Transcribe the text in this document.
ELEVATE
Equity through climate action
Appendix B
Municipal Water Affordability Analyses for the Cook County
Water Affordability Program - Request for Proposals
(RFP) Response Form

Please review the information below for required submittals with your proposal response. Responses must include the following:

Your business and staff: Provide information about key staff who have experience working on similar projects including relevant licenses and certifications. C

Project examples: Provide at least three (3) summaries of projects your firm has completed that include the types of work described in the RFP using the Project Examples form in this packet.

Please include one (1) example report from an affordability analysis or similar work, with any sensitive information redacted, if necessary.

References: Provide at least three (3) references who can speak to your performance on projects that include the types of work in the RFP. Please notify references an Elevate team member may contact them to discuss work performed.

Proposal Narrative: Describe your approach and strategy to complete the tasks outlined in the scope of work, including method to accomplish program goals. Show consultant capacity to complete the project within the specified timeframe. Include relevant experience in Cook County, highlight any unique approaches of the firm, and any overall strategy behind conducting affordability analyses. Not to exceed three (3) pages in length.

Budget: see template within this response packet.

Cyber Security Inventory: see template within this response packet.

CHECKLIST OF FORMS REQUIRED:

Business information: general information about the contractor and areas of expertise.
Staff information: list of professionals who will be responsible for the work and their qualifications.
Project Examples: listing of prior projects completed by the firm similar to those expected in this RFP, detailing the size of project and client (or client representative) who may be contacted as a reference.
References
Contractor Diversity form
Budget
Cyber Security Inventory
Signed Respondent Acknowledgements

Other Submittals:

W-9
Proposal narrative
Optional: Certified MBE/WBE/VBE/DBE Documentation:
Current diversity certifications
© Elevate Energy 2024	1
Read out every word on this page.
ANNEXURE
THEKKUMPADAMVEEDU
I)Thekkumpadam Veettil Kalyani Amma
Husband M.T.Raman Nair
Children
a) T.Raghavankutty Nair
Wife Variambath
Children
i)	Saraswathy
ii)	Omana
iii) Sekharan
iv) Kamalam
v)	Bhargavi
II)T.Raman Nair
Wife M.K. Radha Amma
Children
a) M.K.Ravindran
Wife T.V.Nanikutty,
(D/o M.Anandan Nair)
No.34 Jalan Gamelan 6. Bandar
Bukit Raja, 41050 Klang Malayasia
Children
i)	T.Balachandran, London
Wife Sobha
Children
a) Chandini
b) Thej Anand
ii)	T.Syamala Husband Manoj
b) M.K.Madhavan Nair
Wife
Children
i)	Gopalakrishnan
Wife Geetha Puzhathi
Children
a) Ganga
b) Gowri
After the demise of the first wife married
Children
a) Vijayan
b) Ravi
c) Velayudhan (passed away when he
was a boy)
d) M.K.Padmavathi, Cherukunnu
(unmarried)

——

Write out every record verbatim.

### Exercise solution
Transcribe the text in this document.
ELEVATE
Equity through climate action
Appendix B
Municipal Water Affordability Analyses for the Cook County
Water Affordability Program - Request for Proposals
(RFP) Response Form

Please review the information below for required submittals with your proposal response. Responses must include the following:

Your business and staff: Provide information about key staff who have experience working on similar projects including relevant licenses and certifications. C

Project examples: Provide at least three (3) summaries of projects your firm has completed that include the types of work described in the RFP using the Project Examples form in this packet.

Please include one (1) example report from an affordability analysis or similar work, with any sensitive information redacted, if necessary.

References: Provide at least three (3) references who can speak to your performance on projects that include the types of work in the RFP. Please notify references an Elevate team member may contact them to discuss work performed.

Proposal Narrative: Describe your approach and strategy to complete the tasks outlined in the scope of work, including method to accomplish program goals. Show consultant capacity to complete the project within the specified timeframe. Include relevant experience in Cook County, highlight any unique approaches of the firm, and any overall strategy behind conducting affordability analyses. Not to exceed three (3) pages in length.

Budget: see template within this response packet.

Cyber Security Inventory: see template within this response packet.

CHECKLIST OF FORMS REQUIRED:

Business information: general information about the contractor and areas of expertise.
Staff information: list of professionals who will be responsible for the work and their qualifications.
Project Examples: listing of prior projects completed by the firm similar to those expected in this RFP, detailing the size of project and client (or client representative) who may be contacted as a reference.
References
Contractor Diversity form
Budget
Cyber Security Inventory
Signed Respondent Acknowledgements

Other Submittals:

W-9
Proposal narrative
Optional: Certified MBE/WBE/VBE/DBE Documentation:
Current diversity certifications
© Elevate Energy 2024	1
Read out every word on this page.
ANNEXURE
THEKKUMPADAMVEEDU
I)Thekkumpadam Veettil Kalyani Amma
Husband M.T.Raman Nair
Children
a) T.Raghavankutty Nair
Wife Variambath
Children
i)	Saraswathy
ii)	Omana
iii) Sekharan
iv) Kamalam
v)	Bhargavi
II)T.Raman Nair
Wife M.K. Radha Amma
Children
a) M.K.Ravindran
Wife T.V.Nanikutty,
(D/o M.Anandan Nair)
No.34 Jalan Gamelan 6. Bandar
Bukit Raja, 41050 Klang Malayasia
Children
i)	T.Balachandran, London
Wife Sobha
Children
a) Chandini
b) Thej Anand
ii)	T.Syamala Husband Manoj
b) M.K.Madhavan Nair
Wife
Children
i)	Gopalakrishnan
Wife Geetha Puzhathi
Children
a) Ganga
b) Gowri
After the demise of the first wife married
Children
a) Vijayan
b) Ravi
c) Velayudhan (passed away when he
was a boy)
d) M.K.Padmavathi, Cherukunnu
(unmarried)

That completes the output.